(Source passage)
Last Thursday, Aviva announced an agreement to acquire a majority shareholding in Wealthify Group Limited. Wealthify is a low cost, ‘robo’ investment service which aims to make investment affordable and accessible to the UK mass market.
Since then, the industry has been abuzz. Will this news signal the start of an M&A drive for robo advice?
The acquisition by Aviva of a majority stake in Wealthify has significant implications for the whole UK robo advice community and wider personal savings market, says Ian McKenna, director at DigitalWealthInsights.com. McKenna expects the deal will spark much more M&A in the sector as others try to identify and assess quality propositions to add to their offering.
“This move by the world’s 12th largest insurer and major asset manager is far more significant than the previous investment by LV= in Wealth Wizards and other UK robo deals. Aviva has a far greater degree of scale and partnerships that can be leveraged to the advantage of both businesses,” he says. “Aviva has been a real leader in the digital revolution with the London digital garage having set the trend now being followed by many of their peers.”
DigitalWealthInsights.com comprises a team of independent experts who have over two decades of experience in analysing financial technology. Robo propositions have been on the rise, according to McKenna, as the UK follows America’s tech-heavy footsteps.
“With this acquisition Aviva is emulating Black Rock and other US institutions who acquired robo firms early rather than build their own in order that they could quickly partner with other financial institutions,” McKenna adds.
(End Source passage)
__Tasks for this exercise__:
- 1) From the passage on Aviva's Wealthify acquisition, reproduce the wording starting at "Last Thursday, Aviva" and ending at "for robo advice?".
- 2) Go on with the passage on Aviva's Wealthify acquisition from the point where it stops.
(Source information)
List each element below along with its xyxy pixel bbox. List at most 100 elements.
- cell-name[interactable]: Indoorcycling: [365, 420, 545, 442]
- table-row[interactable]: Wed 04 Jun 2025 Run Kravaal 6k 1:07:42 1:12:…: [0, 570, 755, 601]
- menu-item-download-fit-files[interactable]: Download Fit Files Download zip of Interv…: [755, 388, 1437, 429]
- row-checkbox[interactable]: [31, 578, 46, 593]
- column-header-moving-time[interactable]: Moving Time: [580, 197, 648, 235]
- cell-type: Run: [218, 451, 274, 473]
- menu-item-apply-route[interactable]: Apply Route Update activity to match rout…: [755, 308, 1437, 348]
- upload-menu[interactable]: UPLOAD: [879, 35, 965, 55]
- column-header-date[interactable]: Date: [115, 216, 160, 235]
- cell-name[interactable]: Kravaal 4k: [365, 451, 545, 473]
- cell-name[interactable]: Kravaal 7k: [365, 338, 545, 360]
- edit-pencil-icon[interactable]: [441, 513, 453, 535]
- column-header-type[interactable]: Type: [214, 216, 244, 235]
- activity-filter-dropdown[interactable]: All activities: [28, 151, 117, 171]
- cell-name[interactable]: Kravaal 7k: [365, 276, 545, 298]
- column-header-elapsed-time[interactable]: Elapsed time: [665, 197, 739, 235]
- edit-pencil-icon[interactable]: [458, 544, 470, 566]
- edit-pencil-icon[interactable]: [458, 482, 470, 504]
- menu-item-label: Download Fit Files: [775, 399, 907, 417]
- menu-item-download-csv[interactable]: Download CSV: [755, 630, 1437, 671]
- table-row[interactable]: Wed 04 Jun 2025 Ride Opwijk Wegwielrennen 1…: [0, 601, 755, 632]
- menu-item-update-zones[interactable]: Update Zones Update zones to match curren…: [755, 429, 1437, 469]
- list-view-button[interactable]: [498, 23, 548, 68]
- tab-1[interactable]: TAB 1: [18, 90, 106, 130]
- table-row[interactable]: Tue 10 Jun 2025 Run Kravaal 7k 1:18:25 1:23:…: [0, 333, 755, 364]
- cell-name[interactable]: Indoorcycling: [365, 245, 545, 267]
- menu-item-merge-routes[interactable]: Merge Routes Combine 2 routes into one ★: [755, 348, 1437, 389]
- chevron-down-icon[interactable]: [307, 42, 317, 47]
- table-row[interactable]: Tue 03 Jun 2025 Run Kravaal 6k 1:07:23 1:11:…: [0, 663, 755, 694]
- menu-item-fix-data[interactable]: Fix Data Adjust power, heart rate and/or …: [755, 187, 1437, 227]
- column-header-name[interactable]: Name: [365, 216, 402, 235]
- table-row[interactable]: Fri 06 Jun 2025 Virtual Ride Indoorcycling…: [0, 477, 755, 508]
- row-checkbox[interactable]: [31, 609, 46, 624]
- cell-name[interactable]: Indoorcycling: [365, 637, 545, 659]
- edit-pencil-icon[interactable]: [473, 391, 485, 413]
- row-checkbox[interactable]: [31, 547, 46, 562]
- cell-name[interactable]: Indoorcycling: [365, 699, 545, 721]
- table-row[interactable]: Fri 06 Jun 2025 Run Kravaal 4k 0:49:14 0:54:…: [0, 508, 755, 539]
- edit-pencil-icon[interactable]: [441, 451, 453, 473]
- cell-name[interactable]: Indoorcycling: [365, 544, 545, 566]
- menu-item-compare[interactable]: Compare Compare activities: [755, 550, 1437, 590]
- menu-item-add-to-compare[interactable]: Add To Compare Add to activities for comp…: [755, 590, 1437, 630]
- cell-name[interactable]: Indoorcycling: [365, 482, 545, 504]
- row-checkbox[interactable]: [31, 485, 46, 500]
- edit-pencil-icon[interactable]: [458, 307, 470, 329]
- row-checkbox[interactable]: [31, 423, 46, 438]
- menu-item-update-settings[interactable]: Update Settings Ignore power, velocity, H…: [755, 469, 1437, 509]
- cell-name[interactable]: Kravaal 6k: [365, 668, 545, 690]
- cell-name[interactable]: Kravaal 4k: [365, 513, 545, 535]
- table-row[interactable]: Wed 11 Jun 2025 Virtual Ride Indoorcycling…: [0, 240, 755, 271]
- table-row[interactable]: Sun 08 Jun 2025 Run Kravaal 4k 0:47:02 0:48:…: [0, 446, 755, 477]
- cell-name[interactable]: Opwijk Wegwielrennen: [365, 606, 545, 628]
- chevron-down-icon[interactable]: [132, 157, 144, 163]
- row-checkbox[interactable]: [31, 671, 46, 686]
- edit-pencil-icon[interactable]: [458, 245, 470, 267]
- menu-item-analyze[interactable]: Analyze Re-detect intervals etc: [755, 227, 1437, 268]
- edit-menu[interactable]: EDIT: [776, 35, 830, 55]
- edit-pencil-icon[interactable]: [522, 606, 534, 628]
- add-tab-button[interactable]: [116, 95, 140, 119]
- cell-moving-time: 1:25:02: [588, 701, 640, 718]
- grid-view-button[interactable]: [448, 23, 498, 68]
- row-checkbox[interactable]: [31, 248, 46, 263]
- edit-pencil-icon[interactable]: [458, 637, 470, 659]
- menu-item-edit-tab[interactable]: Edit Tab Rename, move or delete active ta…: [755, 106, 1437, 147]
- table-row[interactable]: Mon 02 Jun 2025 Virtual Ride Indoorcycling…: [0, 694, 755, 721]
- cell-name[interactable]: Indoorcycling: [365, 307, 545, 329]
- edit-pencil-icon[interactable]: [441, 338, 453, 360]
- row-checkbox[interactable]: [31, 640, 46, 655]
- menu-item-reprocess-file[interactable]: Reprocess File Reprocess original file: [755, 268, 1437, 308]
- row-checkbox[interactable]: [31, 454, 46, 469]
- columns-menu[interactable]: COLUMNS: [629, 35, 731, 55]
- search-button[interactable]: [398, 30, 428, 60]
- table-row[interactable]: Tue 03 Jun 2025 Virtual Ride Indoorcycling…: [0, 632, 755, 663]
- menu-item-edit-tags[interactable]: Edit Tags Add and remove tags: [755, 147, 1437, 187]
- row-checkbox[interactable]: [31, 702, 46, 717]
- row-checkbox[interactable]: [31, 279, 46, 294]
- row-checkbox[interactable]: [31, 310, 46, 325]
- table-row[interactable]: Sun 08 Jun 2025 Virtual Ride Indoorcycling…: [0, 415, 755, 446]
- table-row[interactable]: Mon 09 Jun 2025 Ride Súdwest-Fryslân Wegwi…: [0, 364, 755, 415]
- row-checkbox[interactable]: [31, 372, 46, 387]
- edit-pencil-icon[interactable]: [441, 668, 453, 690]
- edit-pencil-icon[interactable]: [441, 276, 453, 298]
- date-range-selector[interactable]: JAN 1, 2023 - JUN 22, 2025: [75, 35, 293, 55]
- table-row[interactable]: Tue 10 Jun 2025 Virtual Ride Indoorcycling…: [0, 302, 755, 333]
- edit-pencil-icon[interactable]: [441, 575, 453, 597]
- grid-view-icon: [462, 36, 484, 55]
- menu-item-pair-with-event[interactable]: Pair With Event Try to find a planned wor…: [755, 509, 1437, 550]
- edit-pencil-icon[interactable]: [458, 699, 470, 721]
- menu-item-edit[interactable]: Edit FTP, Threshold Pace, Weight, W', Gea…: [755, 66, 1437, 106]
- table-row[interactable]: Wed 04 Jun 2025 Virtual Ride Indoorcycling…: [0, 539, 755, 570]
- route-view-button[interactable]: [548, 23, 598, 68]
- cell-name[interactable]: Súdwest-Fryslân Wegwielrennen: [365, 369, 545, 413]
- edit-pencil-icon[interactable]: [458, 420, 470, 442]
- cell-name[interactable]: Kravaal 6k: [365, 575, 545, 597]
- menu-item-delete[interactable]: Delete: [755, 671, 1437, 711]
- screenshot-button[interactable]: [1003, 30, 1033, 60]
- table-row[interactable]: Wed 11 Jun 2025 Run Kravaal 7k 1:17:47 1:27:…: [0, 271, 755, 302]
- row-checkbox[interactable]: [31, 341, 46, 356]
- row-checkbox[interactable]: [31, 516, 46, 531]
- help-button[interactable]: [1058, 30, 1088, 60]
(End Source information)
__Results in order__:
- 1)
Last Thursday, Aviva announced an agreement to acquire a majority shareholding in Wealthify Group Limited. Wealthify is a low cost, ‘robo’ investment service which aims to make investment affordable and accessible to the UK mass market.
Since then, the industry has been abuzz. Will this news signal the start of an M&A drive for robo advice?

- 2)
“This move will cause Aviva’s peers to question if they are now at a commercial disadvantage particularly when trying to build partnerships with building societies and other savings institutions. It could also have significant impact on the asset management community. Do Aviva Investors had a significant advantage over their peers with an innovative new route to market?”
There are unlikely to be enough robo advisers to supply demand from all the institutions who will wish to acquire one so they can maintain their competitive position. Institutions will, however, need to have a clear understanding of what represents the good the bad and the ugly in this sector, according to McKenna.
“The deal may also unlock opportunities for Aviva to deliver other products such as life and personal lines insurers to the attractive Generation X and Millennial demographics targeted by Wealthify. While the deal opens many opportunities, the hard work is yet to be done and it will be two to three years before we can see the benefits reflected in Aviva results.”